ACTIVITY: All of the data below should be repeated exactly. Pictures should not be included.

RECORDS SUPPLIED:
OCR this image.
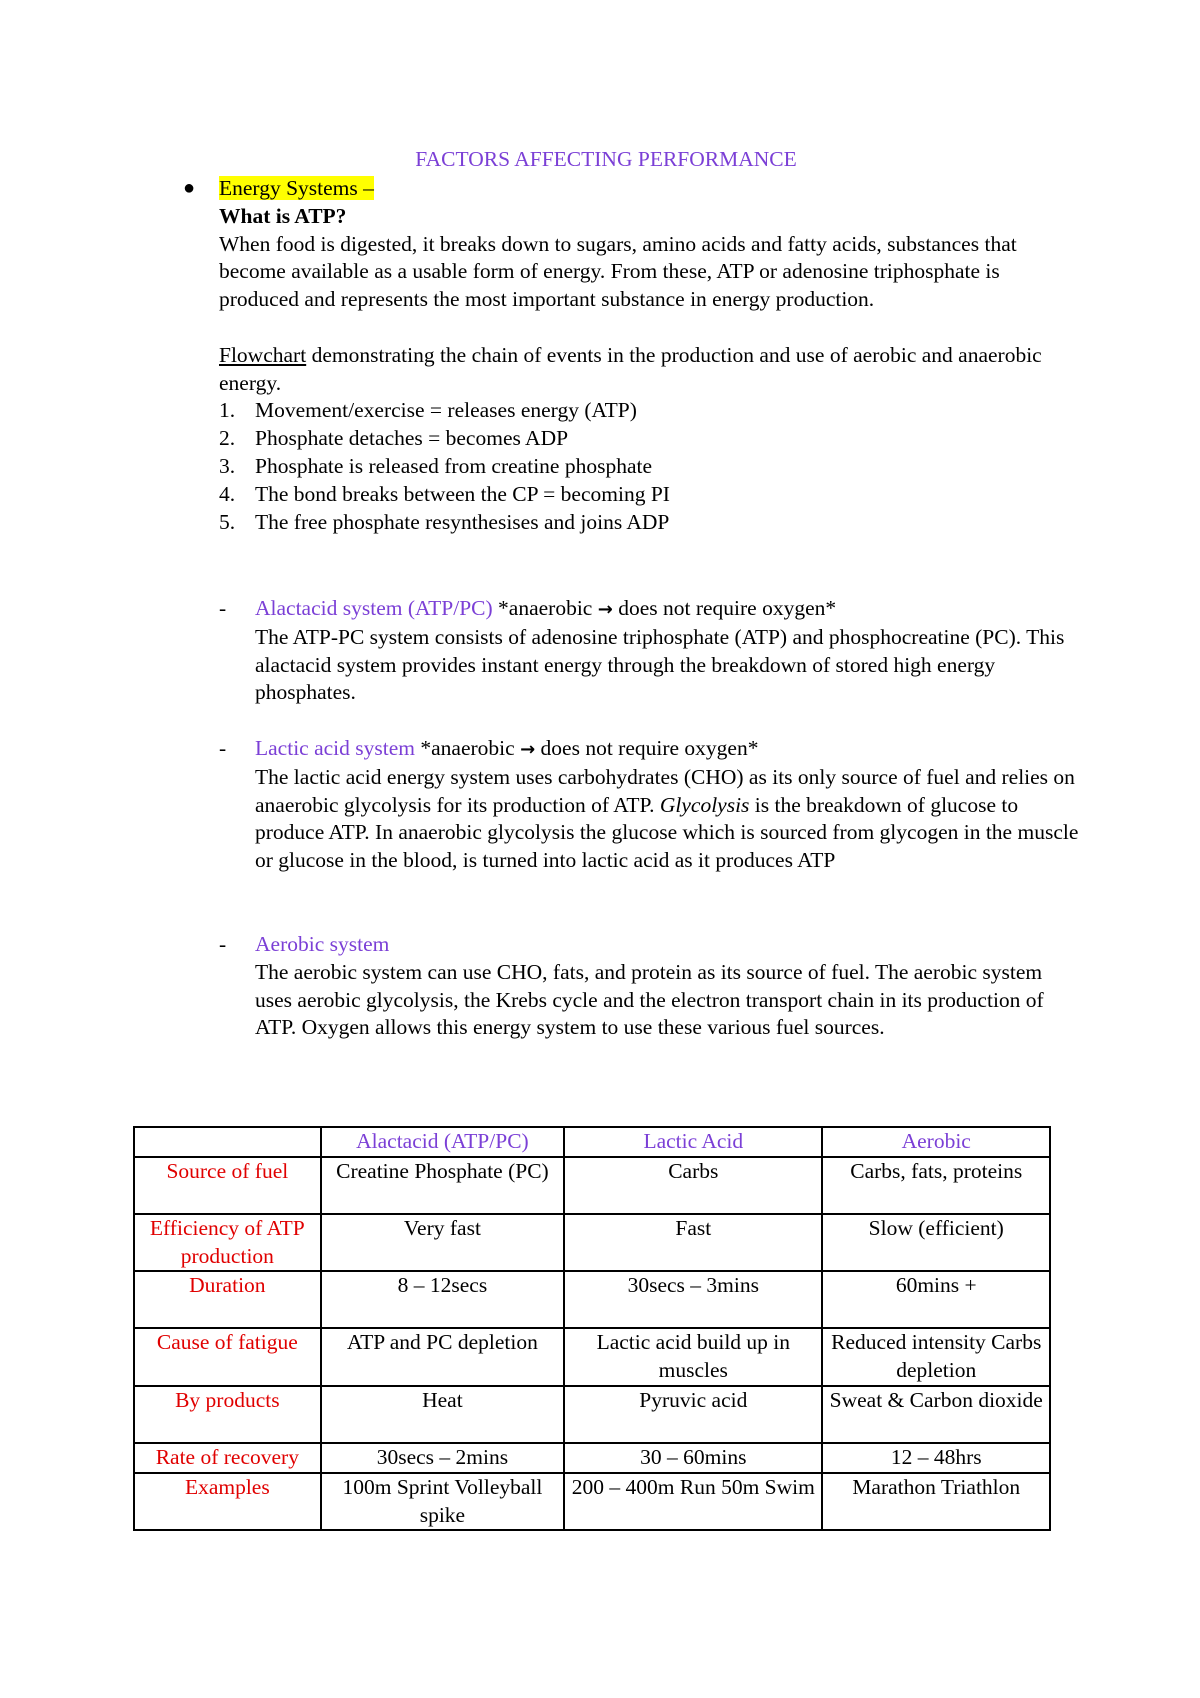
FACTORS AFFECTING PERFORMANCE
● Energy Systems –
What is ATP?
When food is digested, it breaks down to sugars, amino acids and fatty acids, substances that become available as a usable form of energy. From these, ATP or adenosine triphosphate is produced and represents the most important substance in energy production.
Flowchart demonstrating the chain of events in the production and use of aerobic and anaerobic energy.
1. Movement/exercise = releases energy (ATP)
2. Phosphate detaches = becomes ADP
3. Phosphate is released from creatine phosphate
4. The bond breaks between the CP = becoming PI
5. The free phosphate resynthesises and joins ADP
- Alactacid system (ATP/PC) *anaerobic → does not require oxygen*
The ATP-PC system consists of adenosine triphosphate (ATP) and phosphocreatine (PC). This alactacid system provides instant energy through the breakdown of stored high energy phosphates.
- Lactic acid system *anaerobic → does not require oxygen*
The lactic acid energy system uses carbohydrates (CHO) as its only source of fuel and relies on anaerobic glycolysis for its production of ATP. Glycolysis is the breakdown of glucose to produce ATP. In anaerobic glycolysis the glucose which is sourced from glycogen in the muscle or glucose in the blood, is turned into lactic acid as it produces ATP
- Aerobic system
The aerobic system can use CHO, fats, and protein as its source of fuel. The aerobic system uses aerobic glycolysis, the Krebs cycle and the electron transport chain in its production of ATP. Oxygen allows this energy system to use these various fuel sources.
	Alactacid (ATP/PC)	Lactic Acid	Aerobic
Source of fuel	Creatine Phosphate (PC)	Carbs	Carbs, fats, proteins
Efficiency of ATP production	Very fast	Fast	Slow (efficient)
Duration	8 – 12secs	30secs – 3mins	60mins +
Cause of fatigue	ATP and PC depletion	Lactic acid build up in muscles	Reduced intensity Carbs depletion
By products	Heat	Pyruvic acid	Sweat & Carbon dioxide
Rate of recovery	30secs – 2mins	30 – 60mins	12 – 48hrs
Examples	100m Sprint Volleyball spike	200 – 400m Run 50m Swim	Marathon Triathlon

TASK RESULT:
OCR this image.
FACTORS AFFECTING PERFORMANCE
● Energy Systems –
What is ATP?
When food is digested, it breaks down to sugars, amino acids and fatty acids, substances that become available as a usable form of energy. From these, ATP or adenosine triphosphate is produced and represents the most important substance in energy production.
Flowchart demonstrating the chain of events in the production and use of aerobic and anaerobic energy.
1. Movement/exercise = releases energy (ATP)
2. Phosphate detaches = becomes ADP
3. Phosphate is released from creatine phosphate
4. The bond breaks between the CP = becoming PI
5. The free phosphate resynthesises and joins ADP
- Alactacid system (ATP/PC) *anaerobic → does not require oxygen*
The ATP-PC system consists of adenosine triphosphate (ATP) and phosphocreatine (PC). This alactacid system provides instant energy through the breakdown of stored high energy phosphates.
- Lactic acid system *anaerobic → does not require oxygen*
The lactic acid energy system uses carbohydrates (CHO) as its only source of fuel and relies on anaerobic glycolysis for its production of ATP. Glycolysis is the breakdown of glucose to produce ATP. In anaerobic glycolysis the glucose which is sourced from glycogen in the muscle or glucose in the blood, is turned into lactic acid as it produces ATP
- Aerobic system
The aerobic system can use CHO, fats, and protein as its source of fuel. The aerobic system uses aerobic glycolysis, the Krebs cycle and the electron transport chain in its production of ATP. Oxygen allows this energy system to use these various fuel sources.
	Alactacid (ATP/PC)	Lactic Acid	Aerobic
Source of fuel	Creatine Phosphate (PC)	Carbs	Carbs, fats, proteins
Efficiency of ATP production	Very fast	Fast	Slow (efficient)
Duration	8 – 12secs	30secs – 3mins	60mins +
Cause of fatigue	ATP and PC depletion	Lactic acid build up in muscles	Reduced intensity Carbs depletion
By products	Heat	Pyruvic acid	Sweat & Carbon dioxide
Rate of recovery	30secs – 2mins	30 – 60mins	12 – 48hrs
Examples	100m Sprint Volleyball spike	200 – 400m Run 50m Swim	Marathon Triathlon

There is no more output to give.